*What you need to do*: In the listing below, count the lines with "向代表们鞠躬致意" and report only the figure.
— Begin —
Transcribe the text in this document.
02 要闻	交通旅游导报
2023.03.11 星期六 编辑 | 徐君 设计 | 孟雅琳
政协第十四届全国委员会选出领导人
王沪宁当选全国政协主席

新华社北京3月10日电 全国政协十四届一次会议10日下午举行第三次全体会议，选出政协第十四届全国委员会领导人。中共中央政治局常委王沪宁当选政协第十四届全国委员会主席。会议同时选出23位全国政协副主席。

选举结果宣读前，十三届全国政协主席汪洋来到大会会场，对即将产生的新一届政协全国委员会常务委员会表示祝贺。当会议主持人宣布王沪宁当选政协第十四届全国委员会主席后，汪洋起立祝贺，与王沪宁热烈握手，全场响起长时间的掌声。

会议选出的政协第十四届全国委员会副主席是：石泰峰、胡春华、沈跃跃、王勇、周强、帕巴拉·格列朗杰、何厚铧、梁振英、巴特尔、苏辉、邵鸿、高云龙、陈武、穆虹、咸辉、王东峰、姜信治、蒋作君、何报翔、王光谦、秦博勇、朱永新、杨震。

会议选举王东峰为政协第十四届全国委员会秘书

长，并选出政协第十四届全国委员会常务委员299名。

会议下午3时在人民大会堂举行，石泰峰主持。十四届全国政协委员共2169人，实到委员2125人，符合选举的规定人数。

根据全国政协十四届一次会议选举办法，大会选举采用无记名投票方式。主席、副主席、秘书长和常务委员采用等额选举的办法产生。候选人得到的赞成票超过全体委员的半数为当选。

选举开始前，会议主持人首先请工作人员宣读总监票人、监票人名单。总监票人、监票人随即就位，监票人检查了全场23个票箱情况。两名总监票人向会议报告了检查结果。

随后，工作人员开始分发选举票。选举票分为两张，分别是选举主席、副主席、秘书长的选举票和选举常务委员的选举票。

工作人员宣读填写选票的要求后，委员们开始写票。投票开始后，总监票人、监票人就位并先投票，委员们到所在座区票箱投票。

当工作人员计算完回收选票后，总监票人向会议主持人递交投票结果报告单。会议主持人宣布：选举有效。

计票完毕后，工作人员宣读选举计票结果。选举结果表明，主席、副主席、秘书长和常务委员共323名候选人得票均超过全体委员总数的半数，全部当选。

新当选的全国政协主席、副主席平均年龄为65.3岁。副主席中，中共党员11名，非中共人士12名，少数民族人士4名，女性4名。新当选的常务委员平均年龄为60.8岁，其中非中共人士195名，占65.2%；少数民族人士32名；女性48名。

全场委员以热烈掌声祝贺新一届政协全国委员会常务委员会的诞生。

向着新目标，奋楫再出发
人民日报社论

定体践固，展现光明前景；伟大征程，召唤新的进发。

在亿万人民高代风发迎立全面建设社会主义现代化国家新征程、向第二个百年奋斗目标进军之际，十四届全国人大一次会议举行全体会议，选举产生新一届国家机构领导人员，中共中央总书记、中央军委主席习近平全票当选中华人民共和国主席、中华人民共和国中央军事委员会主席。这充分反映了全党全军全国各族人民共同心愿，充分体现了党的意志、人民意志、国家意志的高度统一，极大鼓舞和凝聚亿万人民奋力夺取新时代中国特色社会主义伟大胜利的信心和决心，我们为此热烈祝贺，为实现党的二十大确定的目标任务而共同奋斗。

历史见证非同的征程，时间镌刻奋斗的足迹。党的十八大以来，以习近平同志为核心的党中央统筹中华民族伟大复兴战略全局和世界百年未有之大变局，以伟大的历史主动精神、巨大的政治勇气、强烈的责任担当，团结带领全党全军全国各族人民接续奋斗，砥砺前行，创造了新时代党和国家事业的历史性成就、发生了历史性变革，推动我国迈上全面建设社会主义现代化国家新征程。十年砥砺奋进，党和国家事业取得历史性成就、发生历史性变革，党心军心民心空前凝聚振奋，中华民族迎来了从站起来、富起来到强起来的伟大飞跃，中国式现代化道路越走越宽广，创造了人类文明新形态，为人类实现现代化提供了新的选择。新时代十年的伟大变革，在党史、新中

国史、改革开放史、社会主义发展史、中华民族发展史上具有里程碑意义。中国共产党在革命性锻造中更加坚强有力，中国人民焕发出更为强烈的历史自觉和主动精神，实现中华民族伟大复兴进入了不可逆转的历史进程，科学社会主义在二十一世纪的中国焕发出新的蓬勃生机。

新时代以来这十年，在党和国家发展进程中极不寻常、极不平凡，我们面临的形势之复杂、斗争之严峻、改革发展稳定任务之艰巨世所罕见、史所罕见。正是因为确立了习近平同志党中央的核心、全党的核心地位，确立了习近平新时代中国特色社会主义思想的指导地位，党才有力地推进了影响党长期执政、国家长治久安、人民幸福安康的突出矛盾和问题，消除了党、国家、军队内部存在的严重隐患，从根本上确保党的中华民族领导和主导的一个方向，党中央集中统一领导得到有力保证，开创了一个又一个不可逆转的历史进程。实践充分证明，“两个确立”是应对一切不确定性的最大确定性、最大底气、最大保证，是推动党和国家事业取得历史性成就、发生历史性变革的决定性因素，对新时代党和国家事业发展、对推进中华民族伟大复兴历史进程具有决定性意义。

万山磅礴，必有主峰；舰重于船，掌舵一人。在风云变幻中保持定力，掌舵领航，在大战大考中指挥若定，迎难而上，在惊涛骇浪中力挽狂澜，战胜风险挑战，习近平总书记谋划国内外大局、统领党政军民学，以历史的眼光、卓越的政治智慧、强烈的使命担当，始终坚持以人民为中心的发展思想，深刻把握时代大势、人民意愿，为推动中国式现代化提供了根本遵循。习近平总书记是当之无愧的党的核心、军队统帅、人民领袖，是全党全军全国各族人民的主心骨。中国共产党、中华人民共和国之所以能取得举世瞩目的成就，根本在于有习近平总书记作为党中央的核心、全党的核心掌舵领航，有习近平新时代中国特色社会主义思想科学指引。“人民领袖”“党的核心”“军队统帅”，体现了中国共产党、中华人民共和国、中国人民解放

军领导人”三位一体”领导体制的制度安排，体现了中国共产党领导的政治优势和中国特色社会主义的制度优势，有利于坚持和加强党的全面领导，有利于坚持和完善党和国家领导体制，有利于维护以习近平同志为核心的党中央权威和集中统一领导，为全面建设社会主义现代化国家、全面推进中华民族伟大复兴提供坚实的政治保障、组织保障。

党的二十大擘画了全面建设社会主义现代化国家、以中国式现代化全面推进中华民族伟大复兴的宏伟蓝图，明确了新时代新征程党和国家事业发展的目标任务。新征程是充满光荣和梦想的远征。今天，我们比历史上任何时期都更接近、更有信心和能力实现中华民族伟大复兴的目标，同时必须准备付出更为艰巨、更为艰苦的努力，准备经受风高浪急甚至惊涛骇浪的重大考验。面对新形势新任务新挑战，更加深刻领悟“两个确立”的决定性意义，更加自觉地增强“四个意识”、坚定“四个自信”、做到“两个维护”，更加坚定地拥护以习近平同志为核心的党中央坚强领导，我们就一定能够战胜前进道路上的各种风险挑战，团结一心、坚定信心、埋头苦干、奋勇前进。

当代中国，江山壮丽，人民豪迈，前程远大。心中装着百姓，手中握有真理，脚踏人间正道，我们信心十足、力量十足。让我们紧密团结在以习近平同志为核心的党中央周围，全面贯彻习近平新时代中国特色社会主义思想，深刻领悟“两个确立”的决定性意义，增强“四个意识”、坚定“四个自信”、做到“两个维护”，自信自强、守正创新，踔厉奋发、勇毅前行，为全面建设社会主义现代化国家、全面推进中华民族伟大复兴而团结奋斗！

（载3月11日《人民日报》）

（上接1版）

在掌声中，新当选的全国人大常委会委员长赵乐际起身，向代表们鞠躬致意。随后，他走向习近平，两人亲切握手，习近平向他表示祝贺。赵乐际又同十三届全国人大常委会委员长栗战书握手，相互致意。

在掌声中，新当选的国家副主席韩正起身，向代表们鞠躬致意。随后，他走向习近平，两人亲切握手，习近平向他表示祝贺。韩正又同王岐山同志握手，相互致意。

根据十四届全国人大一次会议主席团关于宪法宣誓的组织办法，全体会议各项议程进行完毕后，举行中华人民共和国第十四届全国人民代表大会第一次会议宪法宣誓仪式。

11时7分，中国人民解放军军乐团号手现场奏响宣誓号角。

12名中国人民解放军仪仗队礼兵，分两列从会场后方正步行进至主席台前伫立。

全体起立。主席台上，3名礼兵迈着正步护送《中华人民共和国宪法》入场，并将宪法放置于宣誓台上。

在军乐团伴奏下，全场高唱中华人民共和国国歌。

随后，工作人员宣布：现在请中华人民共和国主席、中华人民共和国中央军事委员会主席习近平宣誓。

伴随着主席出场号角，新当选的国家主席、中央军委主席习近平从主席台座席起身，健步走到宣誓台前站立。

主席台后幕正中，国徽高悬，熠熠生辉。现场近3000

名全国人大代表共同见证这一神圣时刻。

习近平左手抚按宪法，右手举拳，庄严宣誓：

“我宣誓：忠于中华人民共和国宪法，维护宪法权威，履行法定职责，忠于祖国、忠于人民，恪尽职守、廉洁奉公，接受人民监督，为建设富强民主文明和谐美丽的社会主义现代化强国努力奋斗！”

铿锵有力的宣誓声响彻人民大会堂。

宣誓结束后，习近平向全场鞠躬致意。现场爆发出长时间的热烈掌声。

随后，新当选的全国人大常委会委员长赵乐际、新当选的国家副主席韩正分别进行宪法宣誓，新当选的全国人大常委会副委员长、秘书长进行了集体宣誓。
— End —
*Result of this exercise*: 2